# Stored data
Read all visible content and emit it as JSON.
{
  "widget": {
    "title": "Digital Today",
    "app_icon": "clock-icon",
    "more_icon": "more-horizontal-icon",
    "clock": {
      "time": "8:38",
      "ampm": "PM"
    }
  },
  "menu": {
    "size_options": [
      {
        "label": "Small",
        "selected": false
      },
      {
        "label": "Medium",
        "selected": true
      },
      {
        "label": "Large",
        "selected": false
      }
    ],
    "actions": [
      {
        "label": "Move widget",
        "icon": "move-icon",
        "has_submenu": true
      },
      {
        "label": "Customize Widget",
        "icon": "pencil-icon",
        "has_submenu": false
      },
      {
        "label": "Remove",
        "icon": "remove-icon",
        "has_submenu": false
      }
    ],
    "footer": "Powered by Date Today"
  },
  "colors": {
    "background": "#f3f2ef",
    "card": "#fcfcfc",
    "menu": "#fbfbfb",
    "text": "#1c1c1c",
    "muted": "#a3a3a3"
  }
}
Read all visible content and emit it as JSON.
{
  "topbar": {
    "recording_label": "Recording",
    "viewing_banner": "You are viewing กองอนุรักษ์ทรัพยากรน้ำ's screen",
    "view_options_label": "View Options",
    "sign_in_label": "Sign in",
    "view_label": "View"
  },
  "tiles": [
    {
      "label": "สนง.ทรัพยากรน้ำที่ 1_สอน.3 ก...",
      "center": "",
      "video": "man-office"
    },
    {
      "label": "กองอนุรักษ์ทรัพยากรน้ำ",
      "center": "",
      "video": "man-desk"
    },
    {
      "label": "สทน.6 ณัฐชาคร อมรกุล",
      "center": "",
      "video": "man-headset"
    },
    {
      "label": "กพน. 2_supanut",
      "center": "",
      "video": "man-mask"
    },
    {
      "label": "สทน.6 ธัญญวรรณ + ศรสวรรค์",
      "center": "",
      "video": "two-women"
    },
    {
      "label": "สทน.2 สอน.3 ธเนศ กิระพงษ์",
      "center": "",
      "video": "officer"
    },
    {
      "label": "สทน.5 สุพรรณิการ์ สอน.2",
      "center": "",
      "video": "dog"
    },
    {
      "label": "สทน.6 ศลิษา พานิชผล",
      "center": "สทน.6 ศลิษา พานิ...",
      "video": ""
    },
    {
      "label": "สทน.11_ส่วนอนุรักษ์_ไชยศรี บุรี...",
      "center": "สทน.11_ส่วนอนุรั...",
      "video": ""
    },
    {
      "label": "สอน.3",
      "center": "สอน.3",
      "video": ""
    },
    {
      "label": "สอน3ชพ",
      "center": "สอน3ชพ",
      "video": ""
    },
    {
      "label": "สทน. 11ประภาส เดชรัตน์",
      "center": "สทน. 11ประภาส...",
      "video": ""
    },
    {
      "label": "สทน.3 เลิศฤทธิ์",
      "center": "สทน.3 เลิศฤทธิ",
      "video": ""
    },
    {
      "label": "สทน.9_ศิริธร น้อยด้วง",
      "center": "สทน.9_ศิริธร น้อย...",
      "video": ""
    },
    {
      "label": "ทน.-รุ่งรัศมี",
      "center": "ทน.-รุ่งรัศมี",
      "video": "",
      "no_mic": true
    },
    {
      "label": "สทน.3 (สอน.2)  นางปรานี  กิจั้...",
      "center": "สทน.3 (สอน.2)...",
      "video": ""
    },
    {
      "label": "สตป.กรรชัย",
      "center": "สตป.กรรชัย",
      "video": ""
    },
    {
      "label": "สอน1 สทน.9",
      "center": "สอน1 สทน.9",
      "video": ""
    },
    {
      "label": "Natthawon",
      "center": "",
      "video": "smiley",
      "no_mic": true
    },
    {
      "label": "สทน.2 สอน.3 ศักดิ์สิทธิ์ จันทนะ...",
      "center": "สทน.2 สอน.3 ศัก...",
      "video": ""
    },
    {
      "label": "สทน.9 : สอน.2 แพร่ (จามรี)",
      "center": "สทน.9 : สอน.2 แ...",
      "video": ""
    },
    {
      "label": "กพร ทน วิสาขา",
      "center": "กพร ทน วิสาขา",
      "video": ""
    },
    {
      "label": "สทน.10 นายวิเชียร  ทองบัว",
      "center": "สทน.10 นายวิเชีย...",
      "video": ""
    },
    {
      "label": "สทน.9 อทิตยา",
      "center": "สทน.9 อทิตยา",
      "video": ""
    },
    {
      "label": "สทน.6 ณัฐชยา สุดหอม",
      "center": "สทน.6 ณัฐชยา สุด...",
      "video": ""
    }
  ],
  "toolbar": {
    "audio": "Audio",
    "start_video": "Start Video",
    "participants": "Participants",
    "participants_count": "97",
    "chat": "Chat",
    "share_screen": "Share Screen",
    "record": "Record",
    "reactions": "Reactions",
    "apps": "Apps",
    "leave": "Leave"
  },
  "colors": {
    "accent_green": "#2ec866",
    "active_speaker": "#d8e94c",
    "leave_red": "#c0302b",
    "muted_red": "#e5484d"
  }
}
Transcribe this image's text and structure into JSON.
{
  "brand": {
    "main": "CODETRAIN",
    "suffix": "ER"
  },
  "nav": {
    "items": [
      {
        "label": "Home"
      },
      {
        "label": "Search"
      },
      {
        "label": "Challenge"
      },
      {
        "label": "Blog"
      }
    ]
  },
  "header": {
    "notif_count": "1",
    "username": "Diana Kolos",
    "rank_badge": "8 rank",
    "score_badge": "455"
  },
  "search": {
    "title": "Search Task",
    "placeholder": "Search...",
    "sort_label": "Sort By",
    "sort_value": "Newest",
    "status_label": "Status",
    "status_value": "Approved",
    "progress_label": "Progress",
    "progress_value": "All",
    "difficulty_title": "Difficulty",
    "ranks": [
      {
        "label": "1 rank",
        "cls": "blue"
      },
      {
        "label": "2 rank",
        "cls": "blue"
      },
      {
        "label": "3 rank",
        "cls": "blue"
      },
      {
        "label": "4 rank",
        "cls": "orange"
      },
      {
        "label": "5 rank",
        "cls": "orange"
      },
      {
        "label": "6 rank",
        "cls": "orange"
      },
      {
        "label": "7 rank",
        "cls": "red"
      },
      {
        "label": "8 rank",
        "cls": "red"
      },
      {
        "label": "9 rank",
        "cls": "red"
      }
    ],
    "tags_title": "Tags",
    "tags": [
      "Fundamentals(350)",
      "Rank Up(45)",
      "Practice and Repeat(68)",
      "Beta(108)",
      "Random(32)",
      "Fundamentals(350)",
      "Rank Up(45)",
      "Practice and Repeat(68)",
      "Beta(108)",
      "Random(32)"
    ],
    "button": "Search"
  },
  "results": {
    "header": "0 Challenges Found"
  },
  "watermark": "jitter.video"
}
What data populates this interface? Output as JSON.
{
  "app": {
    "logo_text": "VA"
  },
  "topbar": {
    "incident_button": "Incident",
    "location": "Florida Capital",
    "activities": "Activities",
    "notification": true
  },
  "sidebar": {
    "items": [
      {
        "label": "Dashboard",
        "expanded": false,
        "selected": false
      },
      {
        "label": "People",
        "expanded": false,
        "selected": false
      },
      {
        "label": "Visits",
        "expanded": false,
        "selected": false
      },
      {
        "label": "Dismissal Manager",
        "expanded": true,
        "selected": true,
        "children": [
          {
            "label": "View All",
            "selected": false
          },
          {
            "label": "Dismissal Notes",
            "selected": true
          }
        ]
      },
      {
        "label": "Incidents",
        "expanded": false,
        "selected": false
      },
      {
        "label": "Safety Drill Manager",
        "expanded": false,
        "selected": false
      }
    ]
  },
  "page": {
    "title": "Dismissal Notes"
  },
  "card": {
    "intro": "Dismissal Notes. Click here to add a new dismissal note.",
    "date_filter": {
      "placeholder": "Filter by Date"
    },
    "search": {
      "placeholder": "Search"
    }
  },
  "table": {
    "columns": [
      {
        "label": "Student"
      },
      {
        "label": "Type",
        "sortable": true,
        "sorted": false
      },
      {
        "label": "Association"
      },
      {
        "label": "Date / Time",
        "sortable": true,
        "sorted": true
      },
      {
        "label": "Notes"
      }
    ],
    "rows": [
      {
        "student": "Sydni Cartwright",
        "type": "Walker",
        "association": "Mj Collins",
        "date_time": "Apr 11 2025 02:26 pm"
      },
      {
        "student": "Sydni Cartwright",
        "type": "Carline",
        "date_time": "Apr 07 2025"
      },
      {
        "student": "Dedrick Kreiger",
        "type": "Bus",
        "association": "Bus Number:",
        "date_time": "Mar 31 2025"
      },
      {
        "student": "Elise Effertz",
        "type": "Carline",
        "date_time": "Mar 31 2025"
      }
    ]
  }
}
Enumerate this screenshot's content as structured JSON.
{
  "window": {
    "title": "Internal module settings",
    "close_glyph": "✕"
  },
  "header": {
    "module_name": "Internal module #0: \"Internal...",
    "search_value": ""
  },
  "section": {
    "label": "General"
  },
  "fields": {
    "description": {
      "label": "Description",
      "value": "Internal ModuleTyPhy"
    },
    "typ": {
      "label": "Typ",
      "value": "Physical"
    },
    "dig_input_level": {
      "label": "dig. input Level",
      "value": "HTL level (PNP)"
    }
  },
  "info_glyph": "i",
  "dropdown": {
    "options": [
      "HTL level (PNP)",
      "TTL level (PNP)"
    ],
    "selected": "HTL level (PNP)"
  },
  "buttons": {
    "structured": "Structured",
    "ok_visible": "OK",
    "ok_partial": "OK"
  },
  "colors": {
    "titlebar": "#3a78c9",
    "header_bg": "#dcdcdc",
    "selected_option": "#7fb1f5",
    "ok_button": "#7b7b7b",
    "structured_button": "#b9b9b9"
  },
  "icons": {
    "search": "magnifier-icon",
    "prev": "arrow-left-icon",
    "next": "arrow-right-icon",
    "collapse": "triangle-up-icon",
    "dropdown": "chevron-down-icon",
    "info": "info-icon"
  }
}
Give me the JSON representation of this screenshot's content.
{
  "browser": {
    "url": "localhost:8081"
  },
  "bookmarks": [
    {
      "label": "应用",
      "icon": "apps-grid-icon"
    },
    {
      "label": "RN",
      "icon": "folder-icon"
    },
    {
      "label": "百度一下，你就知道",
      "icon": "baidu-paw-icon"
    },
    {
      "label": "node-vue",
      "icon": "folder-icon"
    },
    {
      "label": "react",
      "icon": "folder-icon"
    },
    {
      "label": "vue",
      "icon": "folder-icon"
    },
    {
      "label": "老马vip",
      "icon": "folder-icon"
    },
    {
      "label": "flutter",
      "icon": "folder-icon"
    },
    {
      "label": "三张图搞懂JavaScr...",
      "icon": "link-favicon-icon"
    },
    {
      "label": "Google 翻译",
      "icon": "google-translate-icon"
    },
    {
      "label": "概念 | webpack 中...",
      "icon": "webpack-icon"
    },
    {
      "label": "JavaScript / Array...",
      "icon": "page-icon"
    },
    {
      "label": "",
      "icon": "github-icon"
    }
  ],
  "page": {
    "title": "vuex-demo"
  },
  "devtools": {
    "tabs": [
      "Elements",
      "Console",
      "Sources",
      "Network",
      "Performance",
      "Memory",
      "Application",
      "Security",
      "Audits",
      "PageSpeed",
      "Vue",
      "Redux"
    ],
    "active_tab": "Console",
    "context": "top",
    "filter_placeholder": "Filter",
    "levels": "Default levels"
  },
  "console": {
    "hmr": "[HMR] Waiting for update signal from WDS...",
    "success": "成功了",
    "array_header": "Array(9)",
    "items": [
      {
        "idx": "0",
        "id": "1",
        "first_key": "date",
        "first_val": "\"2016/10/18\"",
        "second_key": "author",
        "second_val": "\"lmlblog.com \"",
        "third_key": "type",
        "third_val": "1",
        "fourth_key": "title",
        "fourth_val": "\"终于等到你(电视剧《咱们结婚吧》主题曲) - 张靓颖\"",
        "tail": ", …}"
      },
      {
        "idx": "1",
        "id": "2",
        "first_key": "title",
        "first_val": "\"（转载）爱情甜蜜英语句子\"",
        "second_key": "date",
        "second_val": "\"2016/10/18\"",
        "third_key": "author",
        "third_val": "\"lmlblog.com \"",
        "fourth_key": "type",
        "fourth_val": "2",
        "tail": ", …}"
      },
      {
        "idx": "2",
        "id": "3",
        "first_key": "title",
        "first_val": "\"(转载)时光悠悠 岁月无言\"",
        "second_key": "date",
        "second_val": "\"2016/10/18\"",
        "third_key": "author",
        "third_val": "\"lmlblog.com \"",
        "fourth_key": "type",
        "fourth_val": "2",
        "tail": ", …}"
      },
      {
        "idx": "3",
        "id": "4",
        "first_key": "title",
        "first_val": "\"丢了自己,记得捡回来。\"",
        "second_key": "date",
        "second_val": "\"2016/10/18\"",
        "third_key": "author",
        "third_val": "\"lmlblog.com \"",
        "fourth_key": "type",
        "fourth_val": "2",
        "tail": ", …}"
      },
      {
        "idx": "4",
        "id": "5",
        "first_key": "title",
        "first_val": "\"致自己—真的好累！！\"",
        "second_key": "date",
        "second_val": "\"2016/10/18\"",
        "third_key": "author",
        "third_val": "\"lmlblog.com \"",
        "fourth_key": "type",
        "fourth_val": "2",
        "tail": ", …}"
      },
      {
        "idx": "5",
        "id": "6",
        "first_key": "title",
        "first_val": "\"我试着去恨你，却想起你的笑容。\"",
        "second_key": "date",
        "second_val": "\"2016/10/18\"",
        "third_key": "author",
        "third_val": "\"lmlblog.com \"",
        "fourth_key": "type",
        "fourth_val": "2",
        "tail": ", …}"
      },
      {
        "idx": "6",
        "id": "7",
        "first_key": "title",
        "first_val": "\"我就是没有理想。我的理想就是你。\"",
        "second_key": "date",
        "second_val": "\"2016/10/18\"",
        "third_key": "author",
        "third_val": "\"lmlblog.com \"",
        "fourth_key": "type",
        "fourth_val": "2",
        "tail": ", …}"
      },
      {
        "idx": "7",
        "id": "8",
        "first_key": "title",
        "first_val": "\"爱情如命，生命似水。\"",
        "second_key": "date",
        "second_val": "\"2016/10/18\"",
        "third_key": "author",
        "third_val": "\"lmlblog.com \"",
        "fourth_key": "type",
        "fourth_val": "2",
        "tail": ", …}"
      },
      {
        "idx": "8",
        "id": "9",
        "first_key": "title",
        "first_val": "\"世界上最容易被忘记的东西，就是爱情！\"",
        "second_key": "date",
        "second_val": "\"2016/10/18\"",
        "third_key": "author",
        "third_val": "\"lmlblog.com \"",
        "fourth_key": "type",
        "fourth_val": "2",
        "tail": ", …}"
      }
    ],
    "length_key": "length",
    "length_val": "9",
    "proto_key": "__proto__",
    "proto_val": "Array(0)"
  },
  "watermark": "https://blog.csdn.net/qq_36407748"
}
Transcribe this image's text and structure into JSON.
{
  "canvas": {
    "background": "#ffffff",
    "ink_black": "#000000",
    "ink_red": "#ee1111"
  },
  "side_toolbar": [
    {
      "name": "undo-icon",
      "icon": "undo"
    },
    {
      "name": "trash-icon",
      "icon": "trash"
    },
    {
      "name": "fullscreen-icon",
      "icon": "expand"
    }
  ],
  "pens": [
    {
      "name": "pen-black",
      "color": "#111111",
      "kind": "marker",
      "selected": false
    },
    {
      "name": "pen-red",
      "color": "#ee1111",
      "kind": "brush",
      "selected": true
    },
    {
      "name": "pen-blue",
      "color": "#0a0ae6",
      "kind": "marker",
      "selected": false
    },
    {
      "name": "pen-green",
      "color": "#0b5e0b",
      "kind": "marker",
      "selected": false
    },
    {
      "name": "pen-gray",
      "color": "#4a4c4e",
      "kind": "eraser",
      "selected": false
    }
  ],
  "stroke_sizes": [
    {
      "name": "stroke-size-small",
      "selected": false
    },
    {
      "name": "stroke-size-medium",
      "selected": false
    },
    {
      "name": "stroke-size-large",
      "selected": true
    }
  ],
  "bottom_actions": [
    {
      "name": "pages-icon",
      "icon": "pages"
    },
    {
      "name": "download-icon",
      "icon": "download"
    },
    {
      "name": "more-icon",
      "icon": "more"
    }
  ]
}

# Set task
From the entries above, collect every line with the string "Dismissal" in it.

# Written answer
        "label": "Dismissal Manager",
            "label": "Dismissal Notes",
    "title": "Dismissal Notes"
    "intro": "Dismissal Notes. Click here to add a new dismissal note.",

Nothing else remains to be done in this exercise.